TASK STATEMENT
Find the string "h是平均速度" in the entries and copy each line that has it.
============================================================
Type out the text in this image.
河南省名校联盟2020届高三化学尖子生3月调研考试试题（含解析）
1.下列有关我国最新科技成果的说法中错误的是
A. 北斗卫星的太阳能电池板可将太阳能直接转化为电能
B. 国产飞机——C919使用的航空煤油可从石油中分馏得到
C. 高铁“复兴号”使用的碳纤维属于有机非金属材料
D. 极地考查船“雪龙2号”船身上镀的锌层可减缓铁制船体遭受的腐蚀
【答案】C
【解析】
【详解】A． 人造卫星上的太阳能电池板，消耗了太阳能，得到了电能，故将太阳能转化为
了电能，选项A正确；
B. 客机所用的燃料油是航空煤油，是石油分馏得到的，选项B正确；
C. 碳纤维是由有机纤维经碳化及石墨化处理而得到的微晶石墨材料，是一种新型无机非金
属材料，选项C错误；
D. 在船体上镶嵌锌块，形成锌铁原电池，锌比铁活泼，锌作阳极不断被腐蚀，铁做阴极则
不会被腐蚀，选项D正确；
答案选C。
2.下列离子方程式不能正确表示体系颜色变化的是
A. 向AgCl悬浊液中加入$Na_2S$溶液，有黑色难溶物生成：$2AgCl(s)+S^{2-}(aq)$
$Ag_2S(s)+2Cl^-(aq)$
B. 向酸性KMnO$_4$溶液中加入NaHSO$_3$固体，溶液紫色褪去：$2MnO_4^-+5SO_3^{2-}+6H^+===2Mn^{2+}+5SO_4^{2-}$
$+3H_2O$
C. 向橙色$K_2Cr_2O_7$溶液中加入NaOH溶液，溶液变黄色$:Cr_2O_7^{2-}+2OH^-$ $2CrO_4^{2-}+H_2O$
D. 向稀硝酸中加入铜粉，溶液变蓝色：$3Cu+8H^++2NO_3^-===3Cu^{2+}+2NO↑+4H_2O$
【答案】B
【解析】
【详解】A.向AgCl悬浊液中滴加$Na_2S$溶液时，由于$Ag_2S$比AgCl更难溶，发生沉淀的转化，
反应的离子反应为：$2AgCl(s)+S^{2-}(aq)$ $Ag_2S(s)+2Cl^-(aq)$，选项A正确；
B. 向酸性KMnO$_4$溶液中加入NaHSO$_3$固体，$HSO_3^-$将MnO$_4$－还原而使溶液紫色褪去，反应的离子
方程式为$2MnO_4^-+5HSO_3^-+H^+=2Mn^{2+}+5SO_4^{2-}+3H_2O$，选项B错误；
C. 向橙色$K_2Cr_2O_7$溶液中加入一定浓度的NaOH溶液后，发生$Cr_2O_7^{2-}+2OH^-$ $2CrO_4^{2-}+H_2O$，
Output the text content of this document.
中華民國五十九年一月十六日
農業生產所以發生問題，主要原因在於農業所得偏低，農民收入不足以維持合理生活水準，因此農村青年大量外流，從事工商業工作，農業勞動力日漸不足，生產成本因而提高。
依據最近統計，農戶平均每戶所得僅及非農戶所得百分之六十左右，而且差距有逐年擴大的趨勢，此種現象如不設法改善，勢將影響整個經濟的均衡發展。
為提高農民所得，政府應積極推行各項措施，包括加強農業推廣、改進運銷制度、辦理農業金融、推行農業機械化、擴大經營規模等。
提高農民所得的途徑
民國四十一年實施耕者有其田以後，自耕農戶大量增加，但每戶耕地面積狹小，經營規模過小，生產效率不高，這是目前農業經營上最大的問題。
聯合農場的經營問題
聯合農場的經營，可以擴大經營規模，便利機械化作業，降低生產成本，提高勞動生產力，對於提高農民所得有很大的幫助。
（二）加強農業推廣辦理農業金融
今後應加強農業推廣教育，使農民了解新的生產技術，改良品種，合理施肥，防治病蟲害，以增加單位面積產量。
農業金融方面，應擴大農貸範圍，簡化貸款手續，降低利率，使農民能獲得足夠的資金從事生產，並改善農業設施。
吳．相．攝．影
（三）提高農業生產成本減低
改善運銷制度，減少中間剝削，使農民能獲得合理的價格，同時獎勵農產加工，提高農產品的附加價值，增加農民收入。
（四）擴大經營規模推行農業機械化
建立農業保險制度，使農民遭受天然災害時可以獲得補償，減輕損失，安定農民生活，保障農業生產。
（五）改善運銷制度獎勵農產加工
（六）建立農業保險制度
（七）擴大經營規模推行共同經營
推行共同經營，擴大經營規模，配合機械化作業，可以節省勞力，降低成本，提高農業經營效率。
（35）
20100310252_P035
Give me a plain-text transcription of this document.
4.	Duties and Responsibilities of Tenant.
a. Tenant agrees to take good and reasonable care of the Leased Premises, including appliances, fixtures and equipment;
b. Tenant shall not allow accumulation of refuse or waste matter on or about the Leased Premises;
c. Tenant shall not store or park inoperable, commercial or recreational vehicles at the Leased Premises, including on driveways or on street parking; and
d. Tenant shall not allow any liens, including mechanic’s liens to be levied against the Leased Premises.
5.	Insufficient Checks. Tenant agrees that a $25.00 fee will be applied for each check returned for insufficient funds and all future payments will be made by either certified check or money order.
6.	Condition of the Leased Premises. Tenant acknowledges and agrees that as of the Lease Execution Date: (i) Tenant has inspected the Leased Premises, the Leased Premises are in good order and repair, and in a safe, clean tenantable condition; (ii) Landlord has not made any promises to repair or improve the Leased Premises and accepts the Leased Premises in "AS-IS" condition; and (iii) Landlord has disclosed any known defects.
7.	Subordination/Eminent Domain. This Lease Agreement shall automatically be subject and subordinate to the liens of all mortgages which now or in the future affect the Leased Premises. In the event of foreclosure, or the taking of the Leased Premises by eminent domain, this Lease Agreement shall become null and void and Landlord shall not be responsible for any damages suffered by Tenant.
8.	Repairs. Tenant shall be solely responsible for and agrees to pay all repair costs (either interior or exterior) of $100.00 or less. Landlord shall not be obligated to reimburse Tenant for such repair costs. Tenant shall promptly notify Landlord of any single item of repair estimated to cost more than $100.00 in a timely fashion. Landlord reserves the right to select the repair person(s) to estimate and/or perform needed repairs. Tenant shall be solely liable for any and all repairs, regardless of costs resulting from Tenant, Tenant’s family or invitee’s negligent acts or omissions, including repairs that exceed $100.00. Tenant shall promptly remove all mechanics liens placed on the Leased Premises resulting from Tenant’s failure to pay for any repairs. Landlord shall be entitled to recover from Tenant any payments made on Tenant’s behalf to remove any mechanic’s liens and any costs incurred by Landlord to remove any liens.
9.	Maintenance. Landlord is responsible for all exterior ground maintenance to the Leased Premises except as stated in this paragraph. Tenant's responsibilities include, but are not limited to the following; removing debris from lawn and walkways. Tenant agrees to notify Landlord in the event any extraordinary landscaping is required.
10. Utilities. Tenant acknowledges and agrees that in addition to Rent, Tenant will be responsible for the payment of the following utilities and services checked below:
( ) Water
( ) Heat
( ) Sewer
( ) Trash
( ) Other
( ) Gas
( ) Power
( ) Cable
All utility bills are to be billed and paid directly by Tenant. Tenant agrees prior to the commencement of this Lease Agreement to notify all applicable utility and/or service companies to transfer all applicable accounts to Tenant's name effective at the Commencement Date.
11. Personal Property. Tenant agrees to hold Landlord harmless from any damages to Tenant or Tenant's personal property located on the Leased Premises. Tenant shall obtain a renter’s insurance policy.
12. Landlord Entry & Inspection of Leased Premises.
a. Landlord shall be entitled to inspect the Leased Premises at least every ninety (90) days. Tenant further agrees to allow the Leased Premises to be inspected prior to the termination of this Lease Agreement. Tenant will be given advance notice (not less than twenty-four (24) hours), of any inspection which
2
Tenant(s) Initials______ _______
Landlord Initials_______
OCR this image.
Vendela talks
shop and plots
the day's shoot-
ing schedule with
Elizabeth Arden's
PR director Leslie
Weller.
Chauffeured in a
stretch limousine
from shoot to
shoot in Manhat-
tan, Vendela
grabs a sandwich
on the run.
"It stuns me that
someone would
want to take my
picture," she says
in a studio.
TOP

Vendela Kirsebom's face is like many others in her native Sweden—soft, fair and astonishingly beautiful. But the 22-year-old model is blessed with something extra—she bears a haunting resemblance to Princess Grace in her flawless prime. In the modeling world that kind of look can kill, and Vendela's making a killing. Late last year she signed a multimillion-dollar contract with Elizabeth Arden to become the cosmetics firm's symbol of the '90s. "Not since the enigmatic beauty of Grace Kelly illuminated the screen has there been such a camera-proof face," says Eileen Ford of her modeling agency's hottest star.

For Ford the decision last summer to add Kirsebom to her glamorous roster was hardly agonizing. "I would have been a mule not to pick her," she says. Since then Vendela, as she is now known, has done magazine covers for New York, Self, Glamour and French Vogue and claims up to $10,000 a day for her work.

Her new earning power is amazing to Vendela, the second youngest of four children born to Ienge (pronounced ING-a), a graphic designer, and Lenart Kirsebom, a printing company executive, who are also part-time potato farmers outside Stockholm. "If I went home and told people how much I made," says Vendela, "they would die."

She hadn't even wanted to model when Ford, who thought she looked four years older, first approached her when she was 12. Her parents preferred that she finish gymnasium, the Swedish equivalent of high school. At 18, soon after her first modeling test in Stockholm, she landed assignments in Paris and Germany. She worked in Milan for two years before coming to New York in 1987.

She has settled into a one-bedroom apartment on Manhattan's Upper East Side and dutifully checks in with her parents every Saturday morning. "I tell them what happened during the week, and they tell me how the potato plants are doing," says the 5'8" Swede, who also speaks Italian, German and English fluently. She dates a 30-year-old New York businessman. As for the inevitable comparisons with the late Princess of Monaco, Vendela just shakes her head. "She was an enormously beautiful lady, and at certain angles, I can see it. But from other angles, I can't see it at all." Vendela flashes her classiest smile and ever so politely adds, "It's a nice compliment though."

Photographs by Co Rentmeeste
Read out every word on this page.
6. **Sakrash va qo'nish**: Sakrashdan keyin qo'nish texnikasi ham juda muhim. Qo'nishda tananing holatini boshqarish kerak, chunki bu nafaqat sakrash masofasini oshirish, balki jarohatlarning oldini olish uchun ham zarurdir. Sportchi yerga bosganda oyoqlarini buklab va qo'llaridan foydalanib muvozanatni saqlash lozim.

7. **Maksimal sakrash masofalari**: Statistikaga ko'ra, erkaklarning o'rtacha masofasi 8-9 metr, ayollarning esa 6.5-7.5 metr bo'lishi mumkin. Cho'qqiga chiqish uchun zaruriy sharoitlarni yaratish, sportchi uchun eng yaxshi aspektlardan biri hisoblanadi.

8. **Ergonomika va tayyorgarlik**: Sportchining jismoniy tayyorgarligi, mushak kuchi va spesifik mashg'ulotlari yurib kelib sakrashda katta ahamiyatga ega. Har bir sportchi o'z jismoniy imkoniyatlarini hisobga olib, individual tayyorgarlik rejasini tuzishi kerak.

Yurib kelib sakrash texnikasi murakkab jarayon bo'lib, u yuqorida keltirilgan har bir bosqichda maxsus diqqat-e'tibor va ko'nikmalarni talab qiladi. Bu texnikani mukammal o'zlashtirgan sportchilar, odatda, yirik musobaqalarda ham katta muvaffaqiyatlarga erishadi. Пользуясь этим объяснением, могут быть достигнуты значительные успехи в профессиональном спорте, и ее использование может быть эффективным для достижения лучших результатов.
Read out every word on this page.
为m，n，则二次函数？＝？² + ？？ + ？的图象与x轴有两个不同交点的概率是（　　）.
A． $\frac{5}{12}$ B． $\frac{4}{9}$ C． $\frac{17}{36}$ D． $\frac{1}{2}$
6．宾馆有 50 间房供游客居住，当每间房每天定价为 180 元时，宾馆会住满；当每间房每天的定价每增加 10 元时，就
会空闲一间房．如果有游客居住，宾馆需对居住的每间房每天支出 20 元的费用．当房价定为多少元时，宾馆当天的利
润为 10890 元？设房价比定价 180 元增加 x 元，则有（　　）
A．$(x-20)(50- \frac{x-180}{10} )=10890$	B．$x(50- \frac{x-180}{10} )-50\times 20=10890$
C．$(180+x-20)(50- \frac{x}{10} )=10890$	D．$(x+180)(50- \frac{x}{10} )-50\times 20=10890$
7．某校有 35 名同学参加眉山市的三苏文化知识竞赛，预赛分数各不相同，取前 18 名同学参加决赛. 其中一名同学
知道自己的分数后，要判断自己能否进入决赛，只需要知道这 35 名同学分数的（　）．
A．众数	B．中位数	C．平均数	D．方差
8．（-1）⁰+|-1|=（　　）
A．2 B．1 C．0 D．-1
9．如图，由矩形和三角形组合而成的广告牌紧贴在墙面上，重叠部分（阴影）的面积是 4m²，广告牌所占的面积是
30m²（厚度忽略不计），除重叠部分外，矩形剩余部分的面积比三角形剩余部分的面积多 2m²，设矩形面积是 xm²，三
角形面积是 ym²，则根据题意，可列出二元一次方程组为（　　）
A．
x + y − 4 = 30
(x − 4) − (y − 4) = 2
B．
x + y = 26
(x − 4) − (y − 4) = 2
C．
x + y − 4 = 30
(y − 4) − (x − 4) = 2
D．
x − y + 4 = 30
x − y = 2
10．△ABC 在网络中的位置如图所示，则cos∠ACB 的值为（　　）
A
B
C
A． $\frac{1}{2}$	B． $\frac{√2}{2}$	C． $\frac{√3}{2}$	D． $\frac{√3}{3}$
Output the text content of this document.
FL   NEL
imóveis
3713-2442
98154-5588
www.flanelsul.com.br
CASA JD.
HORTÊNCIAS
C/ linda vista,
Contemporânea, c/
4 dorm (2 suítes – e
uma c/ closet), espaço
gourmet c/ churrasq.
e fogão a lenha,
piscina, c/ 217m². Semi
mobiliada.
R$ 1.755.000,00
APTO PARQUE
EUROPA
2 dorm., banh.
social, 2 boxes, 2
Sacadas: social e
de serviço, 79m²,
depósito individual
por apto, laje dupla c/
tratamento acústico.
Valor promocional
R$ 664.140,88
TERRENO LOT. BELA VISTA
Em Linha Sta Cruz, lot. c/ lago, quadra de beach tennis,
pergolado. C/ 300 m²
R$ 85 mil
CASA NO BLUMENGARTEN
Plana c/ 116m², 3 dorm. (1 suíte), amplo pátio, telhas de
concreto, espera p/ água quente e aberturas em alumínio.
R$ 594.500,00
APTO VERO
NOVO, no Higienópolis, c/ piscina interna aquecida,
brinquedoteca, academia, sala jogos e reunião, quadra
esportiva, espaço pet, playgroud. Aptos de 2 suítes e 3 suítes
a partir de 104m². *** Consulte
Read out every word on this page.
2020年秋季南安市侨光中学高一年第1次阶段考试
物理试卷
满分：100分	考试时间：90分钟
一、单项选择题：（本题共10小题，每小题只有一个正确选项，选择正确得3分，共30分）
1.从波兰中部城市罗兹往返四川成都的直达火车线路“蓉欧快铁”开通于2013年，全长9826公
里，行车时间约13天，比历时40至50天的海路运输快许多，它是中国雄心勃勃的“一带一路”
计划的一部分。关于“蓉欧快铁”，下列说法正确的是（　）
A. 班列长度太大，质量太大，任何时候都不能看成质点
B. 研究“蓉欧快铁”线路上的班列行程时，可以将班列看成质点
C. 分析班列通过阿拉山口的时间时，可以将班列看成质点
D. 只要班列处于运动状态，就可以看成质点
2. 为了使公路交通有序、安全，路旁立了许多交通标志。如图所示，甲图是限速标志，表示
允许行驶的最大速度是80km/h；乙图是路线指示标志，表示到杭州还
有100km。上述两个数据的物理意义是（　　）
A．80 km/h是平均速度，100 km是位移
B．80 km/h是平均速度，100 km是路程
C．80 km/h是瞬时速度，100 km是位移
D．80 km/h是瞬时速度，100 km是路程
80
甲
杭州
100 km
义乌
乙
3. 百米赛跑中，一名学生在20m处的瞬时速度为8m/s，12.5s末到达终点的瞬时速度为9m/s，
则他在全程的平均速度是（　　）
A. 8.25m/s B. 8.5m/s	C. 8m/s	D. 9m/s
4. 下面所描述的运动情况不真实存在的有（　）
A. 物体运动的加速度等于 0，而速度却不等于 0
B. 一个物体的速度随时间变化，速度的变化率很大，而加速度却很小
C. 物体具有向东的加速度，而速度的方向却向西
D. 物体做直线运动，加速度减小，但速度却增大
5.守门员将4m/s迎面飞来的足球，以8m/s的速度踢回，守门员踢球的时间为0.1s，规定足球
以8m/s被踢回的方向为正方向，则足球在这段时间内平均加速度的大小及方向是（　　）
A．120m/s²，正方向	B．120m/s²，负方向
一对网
============================================================
FULL RESPONSE
A．80 km/h是平均速度，100 km是位移
B．80 km/h是平均速度，100 km是路程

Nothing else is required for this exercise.